## What is being asked
Pick out the lines below that include the string "values".

** START OF Data supplied **

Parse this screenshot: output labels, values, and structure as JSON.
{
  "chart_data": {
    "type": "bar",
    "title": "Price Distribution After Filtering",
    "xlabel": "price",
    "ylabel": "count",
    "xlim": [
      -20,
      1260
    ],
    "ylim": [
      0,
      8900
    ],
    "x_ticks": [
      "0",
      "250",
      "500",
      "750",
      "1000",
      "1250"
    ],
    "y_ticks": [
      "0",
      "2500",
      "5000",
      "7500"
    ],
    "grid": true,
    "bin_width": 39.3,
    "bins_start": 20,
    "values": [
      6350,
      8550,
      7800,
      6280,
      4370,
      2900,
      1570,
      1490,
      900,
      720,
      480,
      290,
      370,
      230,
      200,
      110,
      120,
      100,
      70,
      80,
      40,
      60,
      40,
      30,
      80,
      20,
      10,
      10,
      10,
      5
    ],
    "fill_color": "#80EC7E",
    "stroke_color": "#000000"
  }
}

** END OF Data supplied **

## Result for this exercise
Parse this screenshot: output labels, values, and structure as JSON.
    "values": [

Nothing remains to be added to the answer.